• _Goal of the exercise_: Reproduce the records below in full and exactly, without their images.
— START —
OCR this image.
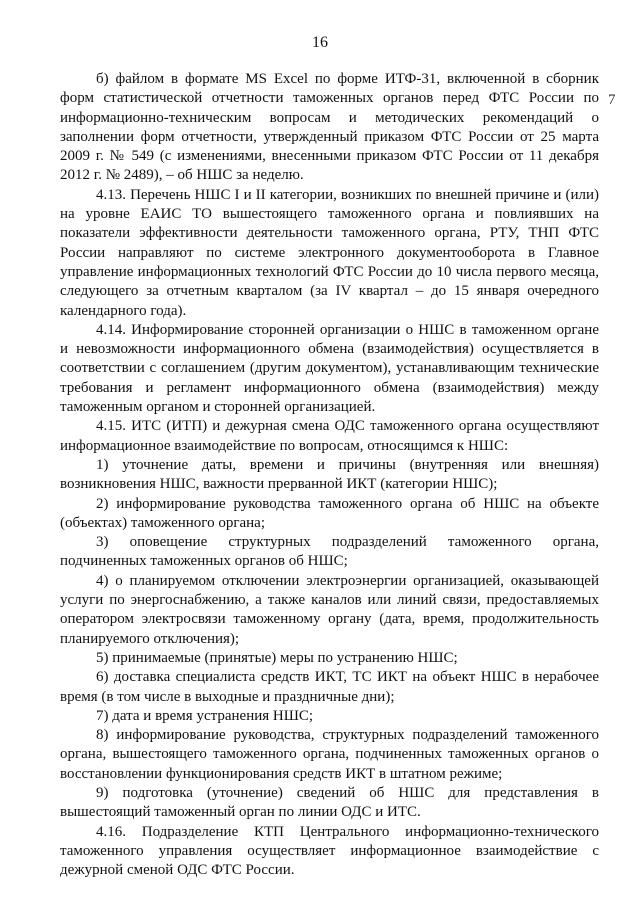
16
7

б) файлом в формате MS Excel по форме ИТФ-31, включенной в сборник форм статистической отчетности таможенных органов перед ФТС России по информационно-техническим вопросам и методических рекомендаций о заполнении форм отчетности, утвержденный приказом ФТС России от 25 марта 2009 г. № 549 (с изменениями, внесенными приказом ФТС России от 11 декабря 2012 г. № 2489), – об НШС за неделю.

4.13. Перечень НШС I и II категории, возникших по внешней причине и (или) на уровне ЕАИС ТО вышестоящего таможенного органа и повлиявших на показатели эффективности деятельности таможенного органа, РТУ, ТНП ФТС России направляют по системе электронного документооборота в Главное управление информационных технологий ФТС России до 10 числа первого месяца, следующего за отчетным кварталом (за IV квартал – до 15 января очередного календарного года).

4.14. Информирование сторонней организации о НШС в таможенном органе и невозможности информационного обмена (взаимодействия) осуществляется в соответствии с соглашением (другим документом), устанавливающим технические требования и регламент информационного обмена (взаимодействия) между таможенным органом и сторонней организацией.

4.15. ИТС (ИТП) и дежурная смена ОДС таможенного органа осуществляют информационное взаимодействие по вопросам, относящимся к НШС:

1) уточнение даты, времени и причины (внутренняя или внешняя) возникновения НШС, важности прерванной ИКТ (категории НШС);

2) информирование руководства таможенного органа об НШС на объекте (объектах) таможенного органа;

3) оповещение структурных подразделений таможенного органа, подчиненных таможенных органов об НШС;

4) о планируемом отключении электроэнергии организацией, оказывающей услуги по энергоснабжению, а также каналов или линий связи, предоставляемых оператором электросвязи таможенному органу (дата, время, продолжительность планируемого отключения);

5) принимаемые (принятые) меры по устранению НШС;

6) доставка специалиста средств ИКТ, ТС ИКТ на объект НШС в нерабочее время (в том числе в выходные и праздничные дни);

7) дата и время устранения НШС;

8) информирование руководства, структурных подразделений таможенного органа, вышестоящего таможенного органа, подчиненных таможенных органов о восстановлении функционирования средств ИКТ в штатном режиме;

9) подготовка (уточнение) сведений об НШС для представления в вышестоящий таможенный орган по линии ОДС и ИТС.

4.16. Подразделение КТП Центрального информационно-технического таможенного управления осуществляет информационное взаимодействие с дежурной сменой ОДС ФТС России.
— END —
• _Written reply_:
OCR this image.
16
7

б) файлом в формате MS Excel по форме ИТФ-31, включенной в сборник форм статистической отчетности таможенных органов перед ФТС России по информационно-техническим вопросам и методических рекомендаций о заполнении форм отчетности, утвержденный приказом ФТС России от 25 марта 2009 г. № 549 (с изменениями, внесенными приказом ФТС России от 11 декабря 2012 г. № 2489), – об НШС за неделю.

4.13. Перечень НШС I и II категории, возникших по внешней причине и (или) на уровне ЕАИС ТО вышестоящего таможенного органа и повлиявших на показатели эффективности деятельности таможенного органа, РТУ, ТНП ФТС России направляют по системе электронного документооборота в Главное управление информационных технологий ФТС России до 10 числа первого месяца, следующего за отчетным кварталом (за IV квартал – до 15 января очередного календарного года).

4.14. Информирование сторонней организации о НШС в таможенном органе и невозможности информационного обмена (взаимодействия) осуществляется в соответствии с соглашением (другим документом), устанавливающим технические требования и регламент информационного обмена (взаимодействия) между таможенным органом и сторонней организацией.

4.15. ИТС (ИТП) и дежурная смена ОДС таможенного органа осуществляют информационное взаимодействие по вопросам, относящимся к НШС:

1) уточнение даты, времени и причины (внутренняя или внешняя) возникновения НШС, важности прерванной ИКТ (категории НШС);

2) информирование руководства таможенного органа об НШС на объекте (объектах) таможенного органа;

3) оповещение структурных подразделений таможенного органа, подчиненных таможенных органов об НШС;

4) о планируемом отключении электроэнергии организацией, оказывающей услуги по энергоснабжению, а также каналов или линий связи, предоставляемых оператором электросвязи таможенному органу (дата, время, продолжительность планируемого отключения);

5) принимаемые (принятые) меры по устранению НШС;

6) доставка специалиста средств ИКТ, ТС ИКТ на объект НШС в нерабочее время (в том числе в выходные и праздничные дни);

7) дата и время устранения НШС;

8) информирование руководства, структурных подразделений таможенного органа, вышестоящего таможенного органа, подчиненных таможенных органов о восстановлении функционирования средств ИКТ в штатном режиме;

9) подготовка (уточнение) сведений об НШС для представления в вышестоящий таможенный орган по линии ОДС и ИТС.

4.16. Подразделение КТП Центрального информационно-технического таможенного управления осуществляет информационное взаимодействие с дежурной сменой ОДС ФТС России.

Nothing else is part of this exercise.